## ABOUT THIS TASK
Each entry needs to be reproduced exactly, with none left out.

[Opening DATA TO USE section]

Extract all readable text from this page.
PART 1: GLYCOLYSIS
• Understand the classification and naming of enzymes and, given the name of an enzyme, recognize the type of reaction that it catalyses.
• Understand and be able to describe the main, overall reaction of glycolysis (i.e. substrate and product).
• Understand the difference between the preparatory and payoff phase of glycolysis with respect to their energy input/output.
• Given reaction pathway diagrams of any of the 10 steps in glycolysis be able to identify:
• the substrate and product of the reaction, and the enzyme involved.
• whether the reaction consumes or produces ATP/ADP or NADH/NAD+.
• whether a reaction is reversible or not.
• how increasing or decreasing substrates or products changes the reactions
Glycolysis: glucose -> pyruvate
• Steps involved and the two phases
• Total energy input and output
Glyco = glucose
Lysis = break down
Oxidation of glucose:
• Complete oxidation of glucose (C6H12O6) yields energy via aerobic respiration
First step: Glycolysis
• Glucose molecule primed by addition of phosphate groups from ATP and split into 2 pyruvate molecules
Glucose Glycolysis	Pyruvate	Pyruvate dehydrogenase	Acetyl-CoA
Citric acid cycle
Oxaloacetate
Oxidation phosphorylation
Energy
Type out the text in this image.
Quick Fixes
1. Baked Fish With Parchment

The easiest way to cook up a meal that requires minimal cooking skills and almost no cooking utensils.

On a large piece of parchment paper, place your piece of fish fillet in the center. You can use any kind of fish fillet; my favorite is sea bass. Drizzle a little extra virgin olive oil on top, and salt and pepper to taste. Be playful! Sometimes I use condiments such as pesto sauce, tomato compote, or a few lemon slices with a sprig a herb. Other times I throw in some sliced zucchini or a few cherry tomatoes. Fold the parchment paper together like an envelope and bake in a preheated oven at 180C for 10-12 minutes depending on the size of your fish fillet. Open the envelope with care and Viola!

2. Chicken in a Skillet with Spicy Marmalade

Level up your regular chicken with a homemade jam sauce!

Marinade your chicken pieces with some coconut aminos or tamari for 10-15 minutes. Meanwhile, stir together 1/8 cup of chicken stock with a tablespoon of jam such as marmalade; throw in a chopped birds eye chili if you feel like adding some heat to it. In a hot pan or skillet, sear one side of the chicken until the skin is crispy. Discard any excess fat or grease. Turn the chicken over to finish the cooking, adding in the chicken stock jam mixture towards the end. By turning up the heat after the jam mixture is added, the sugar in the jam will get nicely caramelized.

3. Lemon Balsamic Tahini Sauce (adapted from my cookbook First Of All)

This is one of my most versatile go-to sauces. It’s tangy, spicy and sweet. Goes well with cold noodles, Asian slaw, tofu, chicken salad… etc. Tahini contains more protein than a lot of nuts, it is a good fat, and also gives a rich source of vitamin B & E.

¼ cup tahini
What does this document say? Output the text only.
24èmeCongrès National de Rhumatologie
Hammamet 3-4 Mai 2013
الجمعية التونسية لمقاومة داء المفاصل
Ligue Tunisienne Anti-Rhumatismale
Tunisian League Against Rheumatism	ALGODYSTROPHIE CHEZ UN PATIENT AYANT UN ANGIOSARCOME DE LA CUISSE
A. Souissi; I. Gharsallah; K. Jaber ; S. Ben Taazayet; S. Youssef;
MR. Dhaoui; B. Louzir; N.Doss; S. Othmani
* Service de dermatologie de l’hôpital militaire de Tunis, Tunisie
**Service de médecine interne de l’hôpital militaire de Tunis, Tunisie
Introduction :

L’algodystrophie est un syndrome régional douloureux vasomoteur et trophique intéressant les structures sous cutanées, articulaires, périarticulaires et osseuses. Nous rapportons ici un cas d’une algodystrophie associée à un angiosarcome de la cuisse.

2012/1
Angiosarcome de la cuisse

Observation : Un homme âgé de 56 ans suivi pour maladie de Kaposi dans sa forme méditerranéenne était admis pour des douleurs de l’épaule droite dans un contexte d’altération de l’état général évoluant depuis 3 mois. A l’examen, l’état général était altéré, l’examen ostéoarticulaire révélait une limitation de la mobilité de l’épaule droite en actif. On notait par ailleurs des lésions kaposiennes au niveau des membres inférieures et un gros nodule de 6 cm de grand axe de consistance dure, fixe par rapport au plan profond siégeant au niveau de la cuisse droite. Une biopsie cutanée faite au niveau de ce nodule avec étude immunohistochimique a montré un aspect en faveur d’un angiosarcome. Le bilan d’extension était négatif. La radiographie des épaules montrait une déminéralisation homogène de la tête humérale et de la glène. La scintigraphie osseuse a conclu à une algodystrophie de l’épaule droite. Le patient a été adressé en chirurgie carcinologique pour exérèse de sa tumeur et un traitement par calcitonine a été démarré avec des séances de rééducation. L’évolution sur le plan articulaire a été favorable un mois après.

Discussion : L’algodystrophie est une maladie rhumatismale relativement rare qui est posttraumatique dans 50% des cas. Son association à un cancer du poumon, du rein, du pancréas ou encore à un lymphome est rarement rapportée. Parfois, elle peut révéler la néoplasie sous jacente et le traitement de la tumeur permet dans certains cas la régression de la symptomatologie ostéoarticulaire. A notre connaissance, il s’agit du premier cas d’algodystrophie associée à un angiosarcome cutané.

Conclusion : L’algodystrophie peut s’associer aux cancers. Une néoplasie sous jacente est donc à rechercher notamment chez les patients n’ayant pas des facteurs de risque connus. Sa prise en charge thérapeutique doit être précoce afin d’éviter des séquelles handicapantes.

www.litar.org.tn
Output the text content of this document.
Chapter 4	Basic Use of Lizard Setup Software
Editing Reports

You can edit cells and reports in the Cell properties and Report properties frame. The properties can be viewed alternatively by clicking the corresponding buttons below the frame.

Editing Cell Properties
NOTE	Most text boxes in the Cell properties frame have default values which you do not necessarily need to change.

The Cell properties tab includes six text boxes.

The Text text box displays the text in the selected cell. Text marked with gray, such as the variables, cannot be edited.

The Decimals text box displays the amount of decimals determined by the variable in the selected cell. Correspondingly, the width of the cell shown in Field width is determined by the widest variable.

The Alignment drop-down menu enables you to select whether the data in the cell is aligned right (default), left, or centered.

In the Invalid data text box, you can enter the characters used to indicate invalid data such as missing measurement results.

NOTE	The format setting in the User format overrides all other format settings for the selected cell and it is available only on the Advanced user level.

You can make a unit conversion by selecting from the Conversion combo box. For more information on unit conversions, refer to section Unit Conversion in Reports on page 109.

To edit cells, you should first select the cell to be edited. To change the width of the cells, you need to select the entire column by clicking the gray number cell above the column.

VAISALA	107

[Closing DATA TO USE section]

## COMPLETED EXERCISE
Extract all readable text from this page.
PART 1: GLYCOLYSIS
• Understand the classification and naming of enzymes and, given the name of an enzyme, recognize the type of reaction that it catalyses.
• Understand and be able to describe the main, overall reaction of glycolysis (i.e. substrate and product).
• Understand the difference between the preparatory and payoff phase of glycolysis with respect to their energy input/output.
• Given reaction pathway diagrams of any of the 10 steps in glycolysis be able to identify:
• the substrate and product of the reaction, and the enzyme involved.
• whether the reaction consumes or produces ATP/ADP or NADH/NAD+.
• whether a reaction is reversible or not.
• how increasing or decreasing substrates or products changes the reactions
Glycolysis: glucose -> pyruvate
• Steps involved and the two phases
• Total energy input and output
Glyco = glucose
Lysis = break down
Oxidation of glucose:
• Complete oxidation of glucose (C6H12O6) yields energy via aerobic respiration
First step: Glycolysis
• Glucose molecule primed by addition of phosphate groups from ATP and split into 2 pyruvate molecules
Glucose Glycolysis	Pyruvate	Pyruvate dehydrogenase	Acetyl-CoA
Citric acid cycle
Oxaloacetate
Oxidation phosphorylation
Energy
Type out the text in this image.
Quick Fixes
1. Baked Fish With Parchment

The easiest way to cook up a meal that requires minimal cooking skills and almost no cooking utensils.

On a large piece of parchment paper, place your piece of fish fillet in the center. You can use any kind of fish fillet; my favorite is sea bass. Drizzle a little extra virgin olive oil on top, and salt and pepper to taste. Be playful! Sometimes I use condiments such as pesto sauce, tomato compote, or a few lemon slices with a sprig a herb. Other times I throw in some sliced zucchini or a few cherry tomatoes. Fold the parchment paper together like an envelope and bake in a preheated oven at 180C for 10-12 minutes depending on the size of your fish fillet. Open the envelope with care and Viola!

2. Chicken in a Skillet with Spicy Marmalade

Level up your regular chicken with a homemade jam sauce!

Marinade your chicken pieces with some coconut aminos or tamari for 10-15 minutes. Meanwhile, stir together 1/8 cup of chicken stock with a tablespoon of jam such as marmalade; throw in a chopped birds eye chili if you feel like adding some heat to it. In a hot pan or skillet, sear one side of the chicken until the skin is crispy. Discard any excess fat or grease. Turn the chicken over to finish the cooking, adding in the chicken stock jam mixture towards the end. By turning up the heat after the jam mixture is added, the sugar in the jam will get nicely caramelized.

3. Lemon Balsamic Tahini Sauce (adapted from my cookbook First Of All)

This is one of my most versatile go-to sauces. It’s tangy, spicy and sweet. Goes well with cold noodles, Asian slaw, tofu, chicken salad… etc. Tahini contains more protein than a lot of nuts, it is a good fat, and also gives a rich source of vitamin B & E.

¼ cup tahini
What does this document say? Output the text only.
24èmeCongrès National de Rhumatologie
Hammamet 3-4 Mai 2013
الجمعية التونسية لمقاومة داء المفاصل
Ligue Tunisienne Anti-Rhumatismale
Tunisian League Against Rheumatism	ALGODYSTROPHIE CHEZ UN PATIENT AYANT UN ANGIOSARCOME DE LA CUISSE
A. Souissi; I. Gharsallah; K. Jaber ; S. Ben Taazayet; S. Youssef;
MR. Dhaoui; B. Louzir; N.Doss; S. Othmani
* Service de dermatologie de l’hôpital militaire de Tunis, Tunisie
**Service de médecine interne de l’hôpital militaire de Tunis, Tunisie
Introduction :

L’algodystrophie est un syndrome régional douloureux vasomoteur et trophique intéressant les structures sous cutanées, articulaires, périarticulaires et osseuses. Nous rapportons ici un cas d’une algodystrophie associée à un angiosarcome de la cuisse.

2012/1
Angiosarcome de la cuisse

Observation : Un homme âgé de 56 ans suivi pour maladie de Kaposi dans sa forme méditerranéenne était admis pour des douleurs de l’épaule droite dans un contexte d’altération de l’état général évoluant depuis 3 mois. A l’examen, l’état général était altéré, l’examen ostéoarticulaire révélait une limitation de la mobilité de l’épaule droite en actif. On notait par ailleurs des lésions kaposiennes au niveau des membres inférieures et un gros nodule de 6 cm de grand axe de consistance dure, fixe par rapport au plan profond siégeant au niveau de la cuisse droite. Une biopsie cutanée faite au niveau de ce nodule avec étude immunohistochimique a montré un aspect en faveur d’un angiosarcome. Le bilan d’extension était négatif. La radiographie des épaules montrait une déminéralisation homogène de la tête humérale et de la glène. La scintigraphie osseuse a conclu à une algodystrophie de l’épaule droite. Le patient a été adressé en chirurgie carcinologique pour exérèse de sa tumeur et un traitement par calcitonine a été démarré avec des séances de rééducation. L’évolution sur le plan articulaire a été favorable un mois après.

Discussion : L’algodystrophie est une maladie rhumatismale relativement rare qui est posttraumatique dans 50% des cas. Son association à un cancer du poumon, du rein, du pancréas ou encore à un lymphome est rarement rapportée. Parfois, elle peut révéler la néoplasie sous jacente et le traitement de la tumeur permet dans certains cas la régression de la symptomatologie ostéoarticulaire. A notre connaissance, il s’agit du premier cas d’algodystrophie associée à un angiosarcome cutané.

Conclusion : L’algodystrophie peut s’associer aux cancers. Une néoplasie sous jacente est donc à rechercher notamment chez les patients n’ayant pas des facteurs de risque connus. Sa prise en charge thérapeutique doit être précoce afin d’éviter des séquelles handicapantes.

www.litar.org.tn
Output the text content of this document.
Chapter 4	Basic Use of Lizard Setup Software
Editing Reports

You can edit cells and reports in the Cell properties and Report properties frame. The properties can be viewed alternatively by clicking the corresponding buttons below the frame.

Editing Cell Properties
NOTE	Most text boxes in the Cell properties frame have default values which you do not necessarily need to change.

The Cell properties tab includes six text boxes.

The Text text box displays the text in the selected cell. Text marked with gray, such as the variables, cannot be edited.

The Decimals text box displays the amount of decimals determined by the variable in the selected cell. Correspondingly, the width of the cell shown in Field width is determined by the widest variable.

The Alignment drop-down menu enables you to select whether the data in the cell is aligned right (default), left, or centered.

In the Invalid data text box, you can enter the characters used to indicate invalid data such as missing measurement results.

NOTE	The format setting in the User format overrides all other format settings for the selected cell and it is available only on the Advanced user level.

You can make a unit conversion by selecting from the Conversion combo box. For more information on unit conversions, refer to section Unit Conversion in Reports on page 109.

To edit cells, you should first select the cell to be edited. To change the width of the cells, you need to select the entire column by clicking the gray number cell above the column.

VAISALA	107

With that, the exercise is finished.